_Items from a dataset_
++++++++
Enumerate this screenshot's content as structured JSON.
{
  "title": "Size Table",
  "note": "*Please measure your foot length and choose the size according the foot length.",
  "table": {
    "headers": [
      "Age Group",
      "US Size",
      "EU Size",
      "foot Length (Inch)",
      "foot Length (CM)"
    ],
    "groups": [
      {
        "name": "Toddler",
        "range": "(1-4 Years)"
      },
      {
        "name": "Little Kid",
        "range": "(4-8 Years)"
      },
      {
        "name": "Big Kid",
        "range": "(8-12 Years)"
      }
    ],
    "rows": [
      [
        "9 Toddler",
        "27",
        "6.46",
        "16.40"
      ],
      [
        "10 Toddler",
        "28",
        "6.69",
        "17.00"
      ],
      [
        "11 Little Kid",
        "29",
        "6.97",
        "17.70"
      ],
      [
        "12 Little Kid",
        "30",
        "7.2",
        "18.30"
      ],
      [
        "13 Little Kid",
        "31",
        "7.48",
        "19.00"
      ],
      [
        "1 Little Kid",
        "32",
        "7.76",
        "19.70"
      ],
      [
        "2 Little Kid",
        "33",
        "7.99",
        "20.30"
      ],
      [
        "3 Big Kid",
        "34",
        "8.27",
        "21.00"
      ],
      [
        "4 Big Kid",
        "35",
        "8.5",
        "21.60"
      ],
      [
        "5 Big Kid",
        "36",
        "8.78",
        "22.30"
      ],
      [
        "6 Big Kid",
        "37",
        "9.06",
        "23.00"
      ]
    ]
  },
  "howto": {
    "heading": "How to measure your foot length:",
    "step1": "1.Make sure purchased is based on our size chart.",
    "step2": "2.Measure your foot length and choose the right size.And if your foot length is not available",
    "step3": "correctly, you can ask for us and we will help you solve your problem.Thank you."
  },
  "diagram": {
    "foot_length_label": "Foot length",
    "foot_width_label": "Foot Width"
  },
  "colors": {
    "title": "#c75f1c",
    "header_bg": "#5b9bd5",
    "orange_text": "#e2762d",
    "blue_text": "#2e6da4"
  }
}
++++++++
_SHORT EXERCISE_
Write down all the entries again without a single difference.

_SOLUTION BELOW_
Enumerate this screenshot's content as structured JSON.
{
  "title": "Size Table",
  "note": "*Please measure your foot length and choose the size according the foot length.",
  "table": {
    "headers": [
      "Age Group",
      "US Size",
      "EU Size",
      "foot Length (Inch)",
      "foot Length (CM)"
    ],
    "groups": [
      {
        "name": "Toddler",
        "range": "(1-4 Years)"
      },
      {
        "name": "Little Kid",
        "range": "(4-8 Years)"
      },
      {
        "name": "Big Kid",
        "range": "(8-12 Years)"
      }
    ],
    "rows": [
      [
        "9 Toddler",
        "27",
        "6.46",
        "16.40"
      ],
      [
        "10 Toddler",
        "28",
        "6.69",
        "17.00"
      ],
      [
        "11 Little Kid",
        "29",
        "6.97",
        "17.70"
      ],
      [
        "12 Little Kid",
        "30",
        "7.2",
        "18.30"
      ],
      [
        "13 Little Kid",
        "31",
        "7.48",
        "19.00"
      ],
      [
        "1 Little Kid",
        "32",
        "7.76",
        "19.70"
      ],
      [
        "2 Little Kid",
        "33",
        "7.99",
        "20.30"
      ],
      [
        "3 Big Kid",
        "34",
        "8.27",
        "21.00"
      ],
      [
        "4 Big Kid",
        "35",
        "8.5",
        "21.60"
      ],
      [
        "5 Big Kid",
        "36",
        "8.78",
        "22.30"
      ],
      [
        "6 Big Kid",
        "37",
        "9.06",
        "23.00"
      ]
    ]
  },
  "howto": {
    "heading": "How to measure your foot length:",
    "step1": "1.Make sure purchased is based on our size chart.",
    "step2": "2.Measure your foot length and choose the right size.And if your foot length is not available",
    "step3": "correctly, you can ask for us and we will help you solve your problem.Thank you."
  },
  "diagram": {
    "foot_length_label": "Foot length",
    "foot_width_label": "Foot Width"
  },
  "colors": {
    "title": "#c75f1c",
    "header_bg": "#5b9bd5",
    "orange_text": "#e2762d",
    "blue_text": "#2e6da4"
  }
}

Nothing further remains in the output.